The answer must be an exact printing of every record below, with the pictures omitted.

[Supplied entries — start]

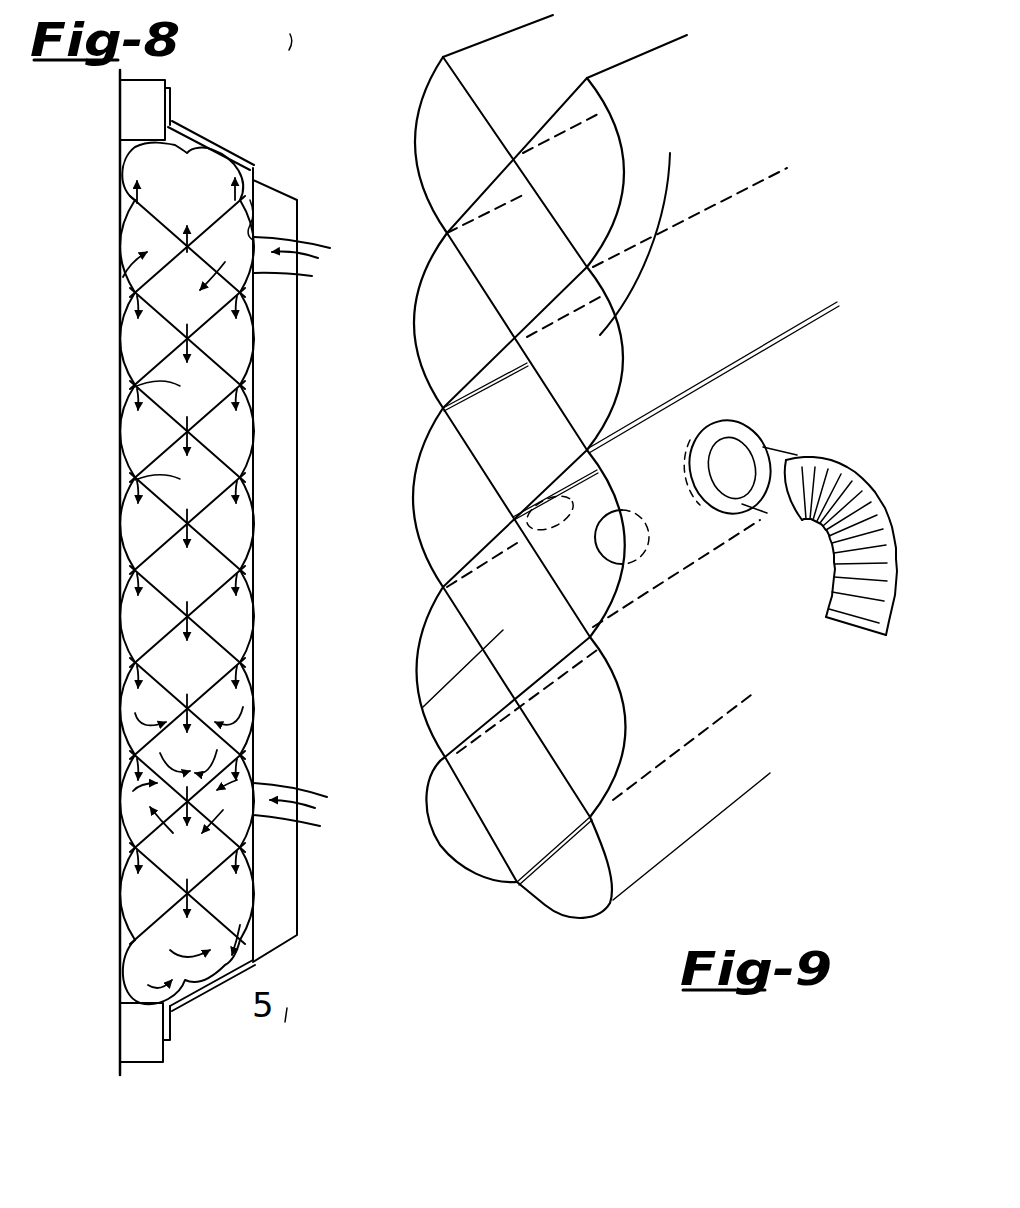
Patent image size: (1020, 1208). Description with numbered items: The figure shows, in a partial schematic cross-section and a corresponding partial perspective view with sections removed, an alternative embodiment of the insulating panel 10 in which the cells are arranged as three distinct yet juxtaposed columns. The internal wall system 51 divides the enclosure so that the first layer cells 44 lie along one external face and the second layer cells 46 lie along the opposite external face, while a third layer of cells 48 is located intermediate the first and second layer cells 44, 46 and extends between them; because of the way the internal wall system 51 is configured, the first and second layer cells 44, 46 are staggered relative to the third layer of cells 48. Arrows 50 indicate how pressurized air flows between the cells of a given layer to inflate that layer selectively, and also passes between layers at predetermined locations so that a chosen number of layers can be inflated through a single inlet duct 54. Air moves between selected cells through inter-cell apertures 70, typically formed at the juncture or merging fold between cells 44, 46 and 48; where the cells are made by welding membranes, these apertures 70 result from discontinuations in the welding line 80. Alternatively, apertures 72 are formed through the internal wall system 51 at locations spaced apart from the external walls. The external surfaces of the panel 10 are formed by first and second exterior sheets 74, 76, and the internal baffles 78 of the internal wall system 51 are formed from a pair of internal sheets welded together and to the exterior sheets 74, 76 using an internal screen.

In FIG. 8, the insulating panel 10 is at (208, 572).
In FIG. 8, the first layer cells 44 is at (134, 350).
In FIG. 9, the first layer cells 44 is at (445, 275).
In FIG. 8, the second layer cells 46 is at (233, 433).
In FIG. 9, the second layer cells 46 is at (587, 183).
In FIG. 8, the third layer of cells 48 is at (128, 482).
In FIG. 9, the third layer of cells 48 is at (470, 773).
In FIG. 8, the arrows 50 is at (250, 632).
In FIG. 8, the internal wall system 51 is at (207, 172).
In FIG. 9, the inlet duct 54 is at (823, 470).
In FIG. 9, the inter-cell apertures 70 is at (575, 310).
In FIG. 9, the inter-cell apertures 72 is at (547, 513).
In FIG. 9, the first exterior sheet 74 is at (427, 373).
In FIG. 9, the second exterior sheet 76 is at (625, 350).
In FIG. 9, the internal baffles 78 is at (547, 760).
In FIG. 9, the welding line 80 is at (512, 206).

[Supplied entries — finish]

- [Exercise solution]:
Patent image size: (1020, 1208). Description with numbered items: The figure shows, in a partial schematic cross-section and a corresponding partial perspective view with sections removed, an alternative embodiment of the insulating panel 10 in which the cells are arranged as three distinct yet juxtaposed columns. The internal wall system 51 divides the enclosure so that the first layer cells 44 lie along one external face and the second layer cells 46 lie along the opposite external face, while a third layer of cells 48 is located intermediate the first and second layer cells 44, 46 and extends between them; because of the way the internal wall system 51 is configured, the first and second layer cells 44, 46 are staggered relative to the third layer of cells 48. Arrows 50 indicate how pressurized air flows between the cells of a given layer to inflate that layer selectively, and also passes between layers at predetermined locations so that a chosen number of layers can be inflated through a single inlet duct 54. Air moves between selected cells through inter-cell apertures 70, typically formed at the juncture or merging fold between cells 44, 46 and 48; where the cells are made by welding membranes, these apertures 70 result from discontinuations in the welding line 80. Alternatively, apertures 72 are formed through the internal wall system 51 at locations spaced apart from the external walls. The external surfaces of the panel 10 are formed by first and second exterior sheets 74, 76, and the internal baffles 78 of the internal wall system 51 are formed from a pair of internal sheets welded together and to the exterior sheets 74, 76 using an internal screen.

In FIG. 8, the insulating panel 10 is at (208, 572).
In FIG. 8, the first layer cells 44 is at (134, 350).
In FIG. 9, the first layer cells 44 is at (445, 275).
In FIG. 8, the second layer cells 46 is at (233, 433).
In FIG. 9, the second layer cells 46 is at (587, 183).
In FIG. 8, the third layer of cells 48 is at (128, 482).
In FIG. 9, the third layer of cells 48 is at (470, 773).
In FIG. 8, the arrows 50 is at (250, 632).
In FIG. 8, the internal wall system 51 is at (207, 172).
In FIG. 9, the inlet duct 54 is at (823, 470).
In FIG. 9, the inter-cell apertures 70 is at (575, 310).
In FIG. 9, the inter-cell apertures 72 is at (547, 513).
In FIG. 9, the first exterior sheet 74 is at (427, 373).
In FIG. 9, the second exterior sheet 76 is at (625, 350).
In FIG. 9, the internal baffles 78 is at (547, 760).
In FIG. 9, the welding line 80 is at (512, 206).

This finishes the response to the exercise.